### TEXT SEGMENT
* Begin *
4.6 Velocity — Speed With Direction
Velocity is defined as the rate of change of displacement. It carries both a number and a direction.
\[\text{Velocity} = \dfrac{\text{Displacement}}{\text{Time taken}}, \qquad v = \dfrac{s}{t}\]
If the velocity of an object is changing — either in magnitude, in direction, or in both — the motion is non-uniform. For an object moving in a straight line with changing speed, we use:
\[\text{Average velocity} = \dfrac{\text{Total displacement}}{\text{Total time}}\]
For uniformly changing speed (linear change), the average velocity equals the arithmetic mean of the initial and final velocities:
\[v_{\text{avg}} = \dfrac{u + v}{2}\]
where \(u\) is initial velocity and \(v\) is final velocity. This shortcut works only when acceleration is uniform.
Speed vs Velocity at a glance: Speed = |path length| / time (scalar, always ≥ 0). Velocity = displacement / time (vector, may be negative or zero). The magnitude of velocity equals speed only if motion is along a straight line in one direction.
4.7 Acceleration — When Velocity Changes
If you press the accelerator pedal of a car, its velocity grows. Press the brake and the velocity falls. In both cases the velocity is changing with time, and we say the car is accelerating. Acceleration is the heart of all motion problems in this chapter.
* End *
### ITEMS
* Begin *
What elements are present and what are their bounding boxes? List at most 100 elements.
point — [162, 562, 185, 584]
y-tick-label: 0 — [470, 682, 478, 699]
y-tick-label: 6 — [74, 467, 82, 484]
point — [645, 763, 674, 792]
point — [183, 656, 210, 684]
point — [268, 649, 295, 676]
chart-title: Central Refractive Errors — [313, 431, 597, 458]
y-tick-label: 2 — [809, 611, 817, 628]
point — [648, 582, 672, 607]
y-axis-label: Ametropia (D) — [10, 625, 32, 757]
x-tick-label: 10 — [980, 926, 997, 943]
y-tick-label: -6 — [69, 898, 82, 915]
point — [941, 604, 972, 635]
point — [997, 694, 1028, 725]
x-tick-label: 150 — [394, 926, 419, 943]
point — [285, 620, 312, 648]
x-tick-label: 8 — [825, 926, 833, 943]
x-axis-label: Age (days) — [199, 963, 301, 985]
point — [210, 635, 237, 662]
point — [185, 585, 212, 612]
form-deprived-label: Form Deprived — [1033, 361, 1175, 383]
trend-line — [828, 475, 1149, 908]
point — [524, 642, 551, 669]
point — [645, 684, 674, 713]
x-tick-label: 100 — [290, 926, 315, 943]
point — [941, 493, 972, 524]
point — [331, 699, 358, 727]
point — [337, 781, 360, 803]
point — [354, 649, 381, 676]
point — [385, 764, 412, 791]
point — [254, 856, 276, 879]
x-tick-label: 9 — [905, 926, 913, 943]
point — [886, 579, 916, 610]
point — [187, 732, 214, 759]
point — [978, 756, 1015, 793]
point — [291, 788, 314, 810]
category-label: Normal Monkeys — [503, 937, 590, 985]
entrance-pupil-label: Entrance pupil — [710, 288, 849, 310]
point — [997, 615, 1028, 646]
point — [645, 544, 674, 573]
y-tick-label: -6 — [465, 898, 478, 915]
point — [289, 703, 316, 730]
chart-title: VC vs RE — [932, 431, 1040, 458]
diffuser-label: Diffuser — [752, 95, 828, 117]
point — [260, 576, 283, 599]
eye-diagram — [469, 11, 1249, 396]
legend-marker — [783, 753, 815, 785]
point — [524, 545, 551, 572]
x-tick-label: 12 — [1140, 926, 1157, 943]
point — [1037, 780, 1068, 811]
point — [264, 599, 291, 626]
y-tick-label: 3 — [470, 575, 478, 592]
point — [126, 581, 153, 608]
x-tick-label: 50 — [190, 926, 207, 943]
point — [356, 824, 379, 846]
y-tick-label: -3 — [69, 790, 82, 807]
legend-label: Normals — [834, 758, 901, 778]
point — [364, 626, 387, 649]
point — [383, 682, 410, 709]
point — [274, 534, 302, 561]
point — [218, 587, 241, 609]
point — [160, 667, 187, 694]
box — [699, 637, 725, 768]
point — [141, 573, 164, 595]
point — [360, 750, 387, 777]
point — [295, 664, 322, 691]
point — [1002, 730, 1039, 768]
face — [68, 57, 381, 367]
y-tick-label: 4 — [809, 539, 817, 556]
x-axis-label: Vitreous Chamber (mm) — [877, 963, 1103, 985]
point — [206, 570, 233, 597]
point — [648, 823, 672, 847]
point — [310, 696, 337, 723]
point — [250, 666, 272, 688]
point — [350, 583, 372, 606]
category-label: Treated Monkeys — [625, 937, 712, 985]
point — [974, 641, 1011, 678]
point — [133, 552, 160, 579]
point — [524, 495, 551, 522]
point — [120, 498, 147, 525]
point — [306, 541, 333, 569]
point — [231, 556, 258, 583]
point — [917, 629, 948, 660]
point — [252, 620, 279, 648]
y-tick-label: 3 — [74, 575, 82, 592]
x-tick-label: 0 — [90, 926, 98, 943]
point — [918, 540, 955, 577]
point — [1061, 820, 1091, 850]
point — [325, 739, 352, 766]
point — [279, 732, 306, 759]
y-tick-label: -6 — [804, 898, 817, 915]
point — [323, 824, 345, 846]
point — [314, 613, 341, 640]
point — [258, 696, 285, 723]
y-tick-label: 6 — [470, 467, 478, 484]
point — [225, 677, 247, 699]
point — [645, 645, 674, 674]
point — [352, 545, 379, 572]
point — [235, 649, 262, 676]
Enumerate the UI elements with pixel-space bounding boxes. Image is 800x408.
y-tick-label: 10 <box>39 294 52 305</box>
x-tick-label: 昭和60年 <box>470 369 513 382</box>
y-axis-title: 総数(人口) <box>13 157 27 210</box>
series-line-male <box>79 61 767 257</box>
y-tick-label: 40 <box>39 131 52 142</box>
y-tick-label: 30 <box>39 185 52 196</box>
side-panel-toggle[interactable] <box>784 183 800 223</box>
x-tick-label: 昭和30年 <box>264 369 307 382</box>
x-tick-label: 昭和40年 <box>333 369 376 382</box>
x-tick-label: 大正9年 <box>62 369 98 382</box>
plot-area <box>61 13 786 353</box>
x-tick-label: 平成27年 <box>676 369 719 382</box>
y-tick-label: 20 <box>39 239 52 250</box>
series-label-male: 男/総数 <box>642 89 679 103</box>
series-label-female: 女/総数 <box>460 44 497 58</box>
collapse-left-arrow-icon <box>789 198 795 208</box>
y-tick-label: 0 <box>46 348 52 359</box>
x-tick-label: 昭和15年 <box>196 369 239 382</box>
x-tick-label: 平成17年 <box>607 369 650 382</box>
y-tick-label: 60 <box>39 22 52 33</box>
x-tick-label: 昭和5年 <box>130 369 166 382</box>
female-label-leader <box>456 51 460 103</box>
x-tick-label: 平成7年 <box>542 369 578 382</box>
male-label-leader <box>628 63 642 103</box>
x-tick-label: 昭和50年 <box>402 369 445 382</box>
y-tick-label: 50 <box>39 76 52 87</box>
* End *
### EXERCISE
Write out the passage of the velocity text that opens with the words containing "4.7 Acceleration —" and closes with "in this chapter.". The listing has no connection to the text on velocity.

### RESULT OF THE EXERCISE
4.7 Acceleration — When Velocity Changes
If you press the accelerator pedal of a car, its velocity grows. Press the brake and the velocity falls. In both cases the velocity is changing with time, and we say the car is accelerating. Acceleration is the heart of all motion problems in this chapter.